[Dataset items]
---*---
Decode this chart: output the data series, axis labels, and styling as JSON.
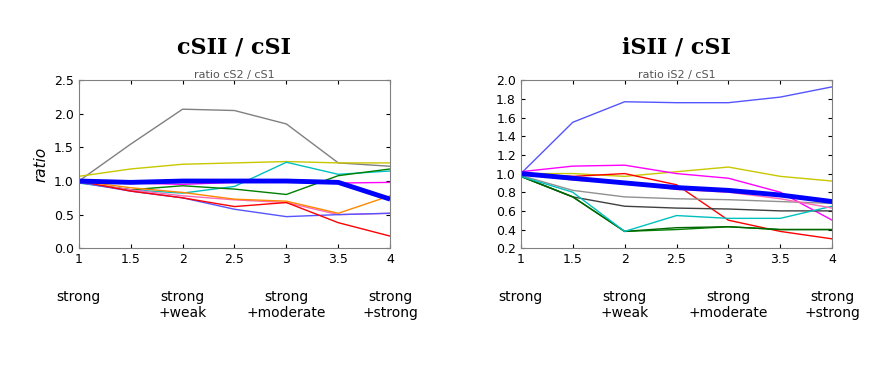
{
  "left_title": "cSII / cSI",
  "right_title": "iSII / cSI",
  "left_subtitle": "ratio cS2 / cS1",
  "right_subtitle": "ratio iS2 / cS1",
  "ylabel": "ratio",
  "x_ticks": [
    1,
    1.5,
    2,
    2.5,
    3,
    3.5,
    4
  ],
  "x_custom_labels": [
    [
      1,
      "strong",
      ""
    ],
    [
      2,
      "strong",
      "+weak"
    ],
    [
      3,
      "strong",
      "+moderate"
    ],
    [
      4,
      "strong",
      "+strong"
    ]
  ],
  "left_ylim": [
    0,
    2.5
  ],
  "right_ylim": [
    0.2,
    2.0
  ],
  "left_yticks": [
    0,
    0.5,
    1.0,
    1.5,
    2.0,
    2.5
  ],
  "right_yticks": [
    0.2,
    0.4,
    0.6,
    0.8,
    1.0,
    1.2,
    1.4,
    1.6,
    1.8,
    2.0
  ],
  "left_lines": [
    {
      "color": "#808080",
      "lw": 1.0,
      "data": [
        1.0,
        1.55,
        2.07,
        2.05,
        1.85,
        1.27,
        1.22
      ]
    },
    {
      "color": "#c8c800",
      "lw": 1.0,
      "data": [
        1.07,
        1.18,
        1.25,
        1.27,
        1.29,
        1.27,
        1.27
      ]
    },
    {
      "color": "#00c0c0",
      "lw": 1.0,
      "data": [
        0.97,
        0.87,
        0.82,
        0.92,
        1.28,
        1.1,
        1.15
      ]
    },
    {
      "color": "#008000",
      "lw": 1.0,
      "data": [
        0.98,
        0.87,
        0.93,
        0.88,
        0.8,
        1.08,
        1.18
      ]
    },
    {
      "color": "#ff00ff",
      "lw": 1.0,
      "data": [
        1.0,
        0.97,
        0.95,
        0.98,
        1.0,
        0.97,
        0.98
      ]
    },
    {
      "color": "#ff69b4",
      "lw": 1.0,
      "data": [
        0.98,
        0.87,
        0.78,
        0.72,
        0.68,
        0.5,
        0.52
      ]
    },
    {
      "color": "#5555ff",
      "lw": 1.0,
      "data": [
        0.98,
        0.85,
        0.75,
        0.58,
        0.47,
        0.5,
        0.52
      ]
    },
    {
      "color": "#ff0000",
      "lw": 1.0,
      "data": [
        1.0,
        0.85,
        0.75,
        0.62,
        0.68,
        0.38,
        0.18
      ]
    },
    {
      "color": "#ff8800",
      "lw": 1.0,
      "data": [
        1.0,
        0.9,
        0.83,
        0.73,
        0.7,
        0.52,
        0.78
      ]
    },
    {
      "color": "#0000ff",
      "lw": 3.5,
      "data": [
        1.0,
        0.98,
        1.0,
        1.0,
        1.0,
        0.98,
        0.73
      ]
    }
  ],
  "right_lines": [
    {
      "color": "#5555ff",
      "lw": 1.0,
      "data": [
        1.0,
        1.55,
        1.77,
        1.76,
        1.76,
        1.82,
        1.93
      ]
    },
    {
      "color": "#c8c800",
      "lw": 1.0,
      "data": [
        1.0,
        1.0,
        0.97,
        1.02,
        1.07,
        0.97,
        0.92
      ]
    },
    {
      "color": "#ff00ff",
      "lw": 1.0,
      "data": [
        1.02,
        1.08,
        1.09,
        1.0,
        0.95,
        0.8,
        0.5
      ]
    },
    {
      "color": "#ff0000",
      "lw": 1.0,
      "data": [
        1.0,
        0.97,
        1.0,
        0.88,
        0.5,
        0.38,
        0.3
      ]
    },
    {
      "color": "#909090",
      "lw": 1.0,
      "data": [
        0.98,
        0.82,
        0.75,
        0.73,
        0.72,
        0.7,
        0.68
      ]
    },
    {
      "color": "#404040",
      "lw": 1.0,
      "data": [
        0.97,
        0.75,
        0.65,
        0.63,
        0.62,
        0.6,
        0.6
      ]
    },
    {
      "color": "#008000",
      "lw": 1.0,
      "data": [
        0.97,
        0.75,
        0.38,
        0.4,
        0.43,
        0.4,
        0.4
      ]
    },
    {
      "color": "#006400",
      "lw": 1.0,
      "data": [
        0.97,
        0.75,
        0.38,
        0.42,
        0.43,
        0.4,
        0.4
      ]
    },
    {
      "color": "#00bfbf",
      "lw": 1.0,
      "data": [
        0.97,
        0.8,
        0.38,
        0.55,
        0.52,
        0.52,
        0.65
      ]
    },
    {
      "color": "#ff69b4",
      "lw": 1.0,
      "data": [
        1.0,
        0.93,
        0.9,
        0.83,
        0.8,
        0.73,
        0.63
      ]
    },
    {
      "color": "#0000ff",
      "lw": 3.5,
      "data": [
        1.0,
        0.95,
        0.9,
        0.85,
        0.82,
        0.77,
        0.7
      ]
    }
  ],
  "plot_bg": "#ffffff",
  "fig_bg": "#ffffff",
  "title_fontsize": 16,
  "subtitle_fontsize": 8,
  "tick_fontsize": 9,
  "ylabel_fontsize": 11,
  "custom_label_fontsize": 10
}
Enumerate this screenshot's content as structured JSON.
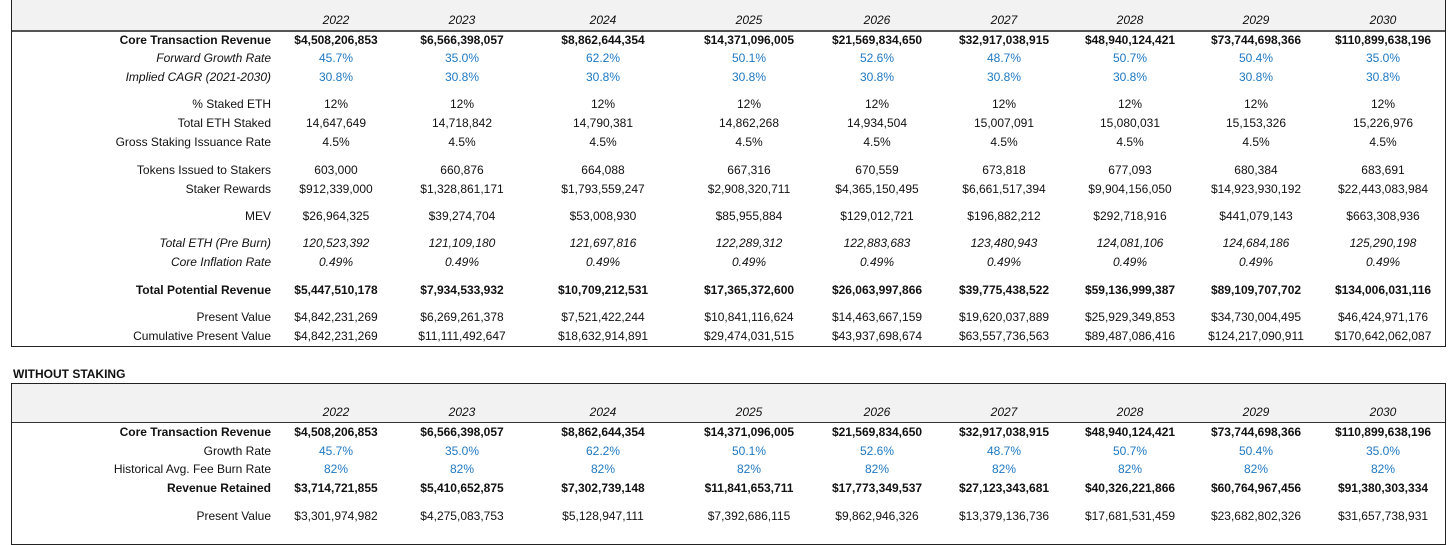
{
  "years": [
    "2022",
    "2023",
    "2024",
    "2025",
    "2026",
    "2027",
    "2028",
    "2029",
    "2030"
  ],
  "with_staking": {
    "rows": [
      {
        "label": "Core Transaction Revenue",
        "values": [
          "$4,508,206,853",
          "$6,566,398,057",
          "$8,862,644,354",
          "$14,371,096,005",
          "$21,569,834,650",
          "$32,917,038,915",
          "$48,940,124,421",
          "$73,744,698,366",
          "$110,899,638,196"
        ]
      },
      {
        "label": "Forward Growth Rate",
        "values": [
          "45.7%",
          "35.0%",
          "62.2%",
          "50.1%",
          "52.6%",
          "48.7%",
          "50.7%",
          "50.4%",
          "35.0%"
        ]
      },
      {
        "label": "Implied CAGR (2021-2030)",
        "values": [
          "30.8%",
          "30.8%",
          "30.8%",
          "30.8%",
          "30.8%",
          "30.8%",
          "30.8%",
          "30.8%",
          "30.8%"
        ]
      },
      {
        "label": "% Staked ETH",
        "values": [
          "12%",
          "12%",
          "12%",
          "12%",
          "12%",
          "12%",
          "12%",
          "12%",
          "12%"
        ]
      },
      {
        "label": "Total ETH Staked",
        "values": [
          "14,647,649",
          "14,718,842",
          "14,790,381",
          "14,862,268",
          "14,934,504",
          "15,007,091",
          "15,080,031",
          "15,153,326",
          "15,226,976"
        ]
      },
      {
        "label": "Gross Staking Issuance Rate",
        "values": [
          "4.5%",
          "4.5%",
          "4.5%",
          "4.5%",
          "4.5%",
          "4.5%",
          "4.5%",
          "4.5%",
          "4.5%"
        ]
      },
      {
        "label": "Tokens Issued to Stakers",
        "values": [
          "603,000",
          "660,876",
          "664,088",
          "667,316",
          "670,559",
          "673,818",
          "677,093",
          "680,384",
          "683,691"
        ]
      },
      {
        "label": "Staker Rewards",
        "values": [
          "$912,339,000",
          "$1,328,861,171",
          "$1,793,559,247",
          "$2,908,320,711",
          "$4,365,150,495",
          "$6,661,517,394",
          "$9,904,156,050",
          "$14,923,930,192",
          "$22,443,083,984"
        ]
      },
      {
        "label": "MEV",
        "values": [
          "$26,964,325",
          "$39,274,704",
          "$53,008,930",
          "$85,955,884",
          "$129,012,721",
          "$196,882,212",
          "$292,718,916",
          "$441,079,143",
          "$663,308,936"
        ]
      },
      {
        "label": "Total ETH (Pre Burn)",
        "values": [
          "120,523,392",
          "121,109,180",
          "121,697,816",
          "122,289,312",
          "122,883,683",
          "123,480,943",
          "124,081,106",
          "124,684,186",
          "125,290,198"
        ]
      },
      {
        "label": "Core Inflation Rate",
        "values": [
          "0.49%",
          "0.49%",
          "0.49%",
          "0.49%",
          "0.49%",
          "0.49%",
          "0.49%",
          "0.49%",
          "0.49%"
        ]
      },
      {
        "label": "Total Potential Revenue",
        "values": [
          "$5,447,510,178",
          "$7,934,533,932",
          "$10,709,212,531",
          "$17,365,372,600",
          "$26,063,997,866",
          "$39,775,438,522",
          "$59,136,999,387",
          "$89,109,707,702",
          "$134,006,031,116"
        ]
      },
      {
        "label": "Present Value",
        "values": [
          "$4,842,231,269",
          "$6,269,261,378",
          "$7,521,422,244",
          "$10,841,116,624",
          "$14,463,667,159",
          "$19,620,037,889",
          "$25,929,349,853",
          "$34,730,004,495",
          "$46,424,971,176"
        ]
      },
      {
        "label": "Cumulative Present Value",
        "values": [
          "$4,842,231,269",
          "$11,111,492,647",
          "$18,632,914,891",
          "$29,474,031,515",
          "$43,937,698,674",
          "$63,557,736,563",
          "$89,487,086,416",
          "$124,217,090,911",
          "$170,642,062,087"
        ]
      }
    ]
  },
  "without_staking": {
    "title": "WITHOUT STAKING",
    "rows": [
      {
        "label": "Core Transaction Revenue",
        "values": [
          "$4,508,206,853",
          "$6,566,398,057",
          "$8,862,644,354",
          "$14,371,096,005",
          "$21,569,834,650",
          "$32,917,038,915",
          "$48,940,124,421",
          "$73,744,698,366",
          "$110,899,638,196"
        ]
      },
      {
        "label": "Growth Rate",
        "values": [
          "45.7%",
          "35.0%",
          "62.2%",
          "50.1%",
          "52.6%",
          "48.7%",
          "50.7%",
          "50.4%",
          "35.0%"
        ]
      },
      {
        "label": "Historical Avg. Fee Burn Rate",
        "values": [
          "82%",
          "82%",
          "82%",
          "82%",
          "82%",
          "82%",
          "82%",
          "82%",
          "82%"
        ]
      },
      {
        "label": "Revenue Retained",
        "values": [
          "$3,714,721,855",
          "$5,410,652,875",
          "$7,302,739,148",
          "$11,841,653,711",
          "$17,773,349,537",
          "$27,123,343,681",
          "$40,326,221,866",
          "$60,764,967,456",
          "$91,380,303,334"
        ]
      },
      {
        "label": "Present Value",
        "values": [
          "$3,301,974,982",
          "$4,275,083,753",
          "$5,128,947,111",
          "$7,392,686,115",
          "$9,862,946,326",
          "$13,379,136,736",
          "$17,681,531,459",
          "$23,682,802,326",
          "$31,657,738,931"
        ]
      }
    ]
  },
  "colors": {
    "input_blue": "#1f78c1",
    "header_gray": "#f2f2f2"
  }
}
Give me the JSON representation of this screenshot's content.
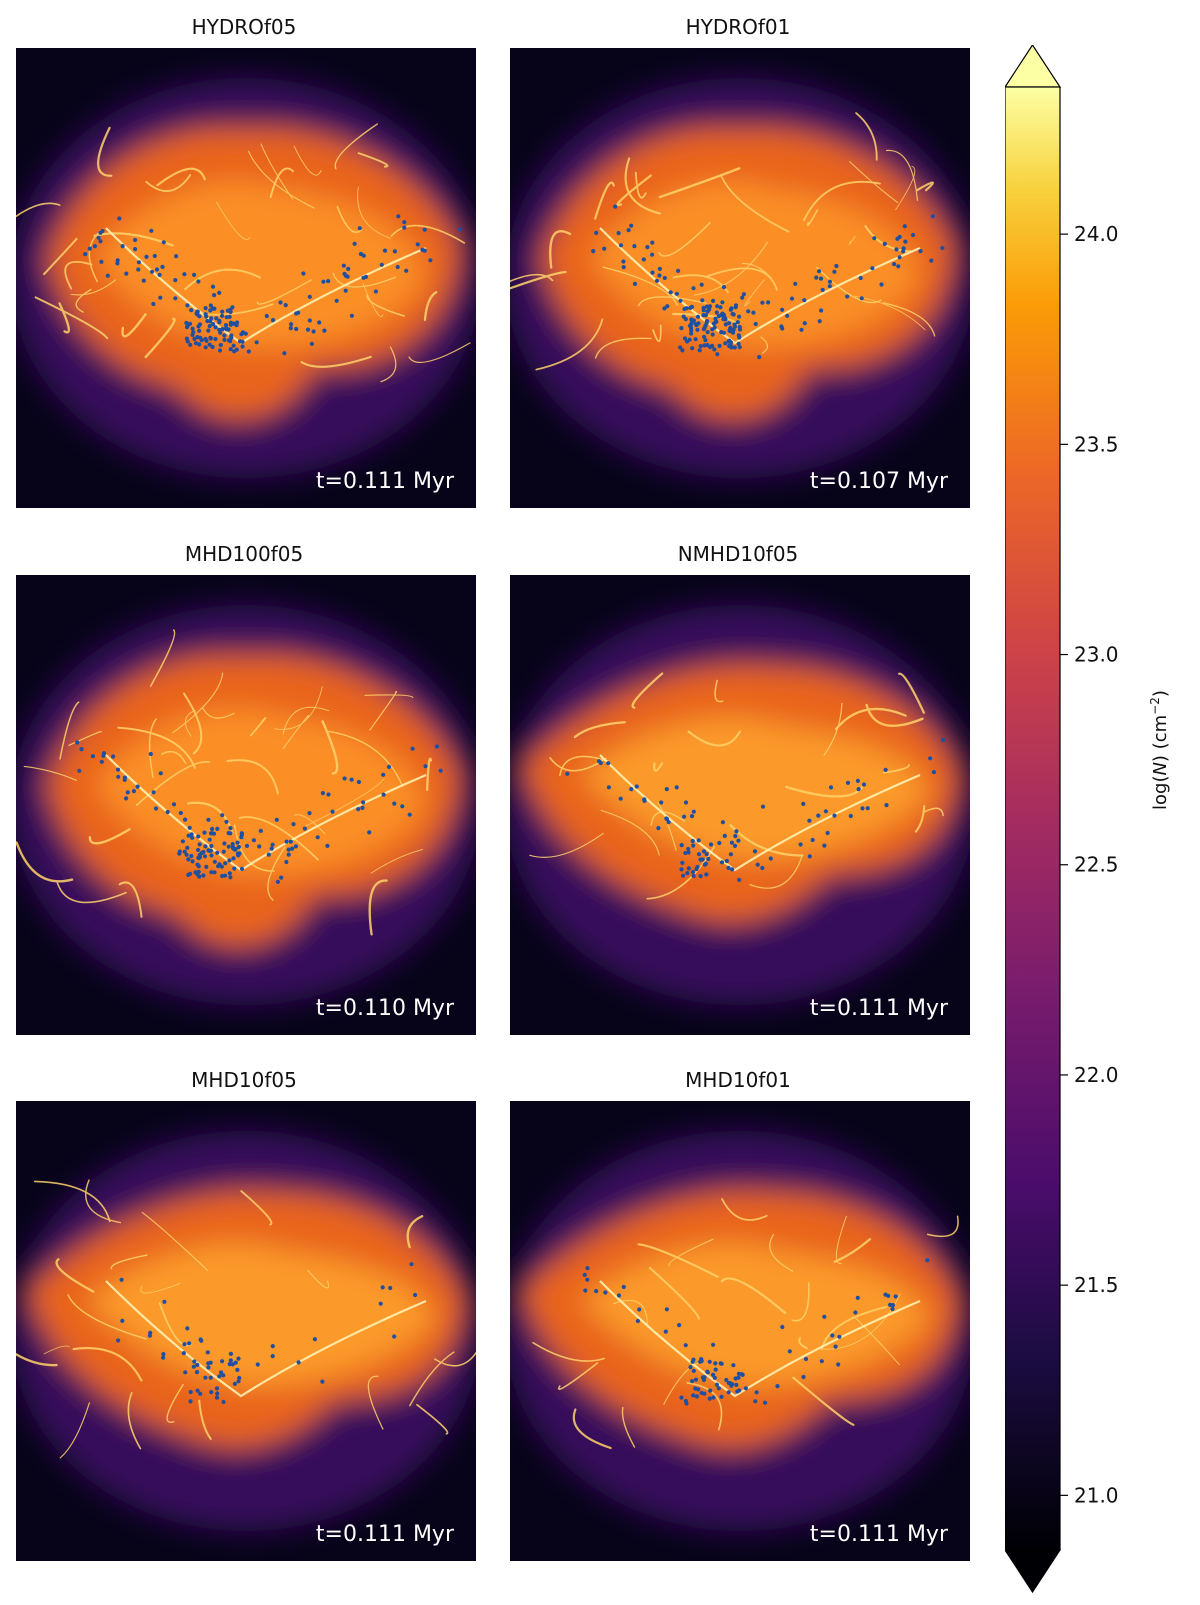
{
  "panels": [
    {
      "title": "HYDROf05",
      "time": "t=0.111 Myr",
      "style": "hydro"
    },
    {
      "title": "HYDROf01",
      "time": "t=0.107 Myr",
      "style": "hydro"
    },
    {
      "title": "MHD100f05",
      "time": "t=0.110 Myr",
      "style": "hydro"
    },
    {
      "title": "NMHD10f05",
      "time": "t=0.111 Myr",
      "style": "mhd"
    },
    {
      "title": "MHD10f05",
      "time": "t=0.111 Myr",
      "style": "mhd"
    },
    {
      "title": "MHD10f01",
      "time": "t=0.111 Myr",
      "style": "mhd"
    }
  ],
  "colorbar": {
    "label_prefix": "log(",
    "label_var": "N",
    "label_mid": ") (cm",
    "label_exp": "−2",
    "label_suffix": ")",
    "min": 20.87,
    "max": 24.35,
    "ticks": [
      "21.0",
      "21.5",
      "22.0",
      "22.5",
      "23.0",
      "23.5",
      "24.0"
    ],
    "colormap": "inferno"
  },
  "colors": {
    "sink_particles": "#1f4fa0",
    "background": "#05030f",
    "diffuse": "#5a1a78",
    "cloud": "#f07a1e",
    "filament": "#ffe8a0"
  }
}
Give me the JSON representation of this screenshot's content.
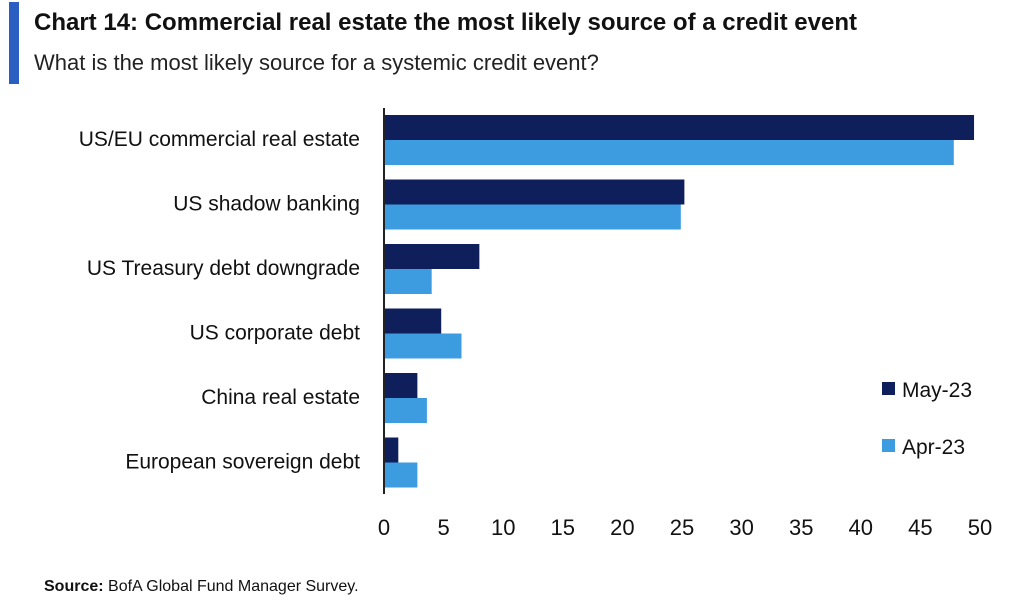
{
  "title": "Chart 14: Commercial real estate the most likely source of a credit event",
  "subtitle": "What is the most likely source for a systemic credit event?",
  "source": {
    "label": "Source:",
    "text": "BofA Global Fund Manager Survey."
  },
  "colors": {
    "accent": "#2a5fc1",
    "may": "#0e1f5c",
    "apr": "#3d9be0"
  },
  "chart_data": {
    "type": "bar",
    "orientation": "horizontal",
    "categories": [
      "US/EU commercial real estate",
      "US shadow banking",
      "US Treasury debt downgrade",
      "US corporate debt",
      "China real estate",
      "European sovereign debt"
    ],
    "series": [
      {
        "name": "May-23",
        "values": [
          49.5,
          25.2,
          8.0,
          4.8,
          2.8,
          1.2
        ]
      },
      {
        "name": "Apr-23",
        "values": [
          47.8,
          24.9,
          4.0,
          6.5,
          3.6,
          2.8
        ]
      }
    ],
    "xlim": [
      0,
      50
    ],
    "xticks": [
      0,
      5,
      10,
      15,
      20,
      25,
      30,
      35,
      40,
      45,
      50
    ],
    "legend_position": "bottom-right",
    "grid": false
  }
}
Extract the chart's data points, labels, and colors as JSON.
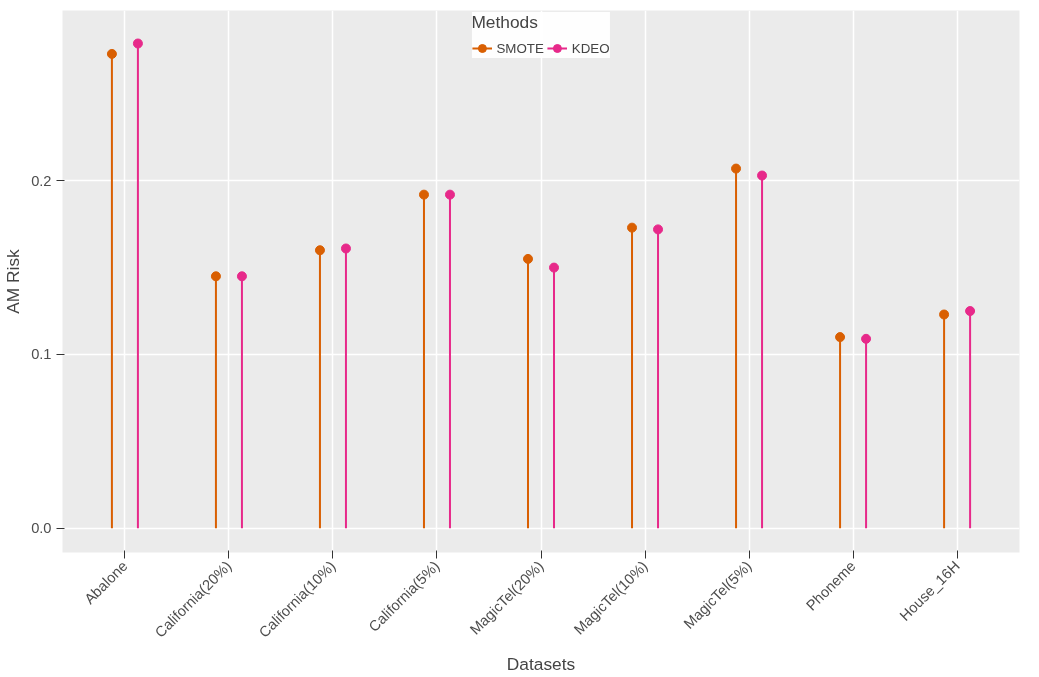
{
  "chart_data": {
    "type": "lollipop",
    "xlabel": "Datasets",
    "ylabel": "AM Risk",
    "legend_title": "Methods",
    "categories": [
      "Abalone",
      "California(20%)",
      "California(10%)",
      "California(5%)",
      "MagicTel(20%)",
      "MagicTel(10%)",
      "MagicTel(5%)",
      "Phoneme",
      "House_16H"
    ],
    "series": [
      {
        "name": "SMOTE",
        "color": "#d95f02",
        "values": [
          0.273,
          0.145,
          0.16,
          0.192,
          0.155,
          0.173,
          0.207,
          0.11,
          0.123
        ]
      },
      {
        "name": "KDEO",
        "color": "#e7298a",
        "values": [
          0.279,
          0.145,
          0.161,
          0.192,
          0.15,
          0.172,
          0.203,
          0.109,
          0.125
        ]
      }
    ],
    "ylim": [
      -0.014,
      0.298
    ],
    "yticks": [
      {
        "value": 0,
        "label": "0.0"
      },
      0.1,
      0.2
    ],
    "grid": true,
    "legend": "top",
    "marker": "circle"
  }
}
---*---
**PROBLEM TO SOLVE:**
Go over the data above and copy every line that has the word "most" in it.

**FULL ANSWER:**
  "title": "Chart 14: Commercial real estate the most likely source of a credit event",
  "subtitle": "What is the most likely source for a systemic credit event?",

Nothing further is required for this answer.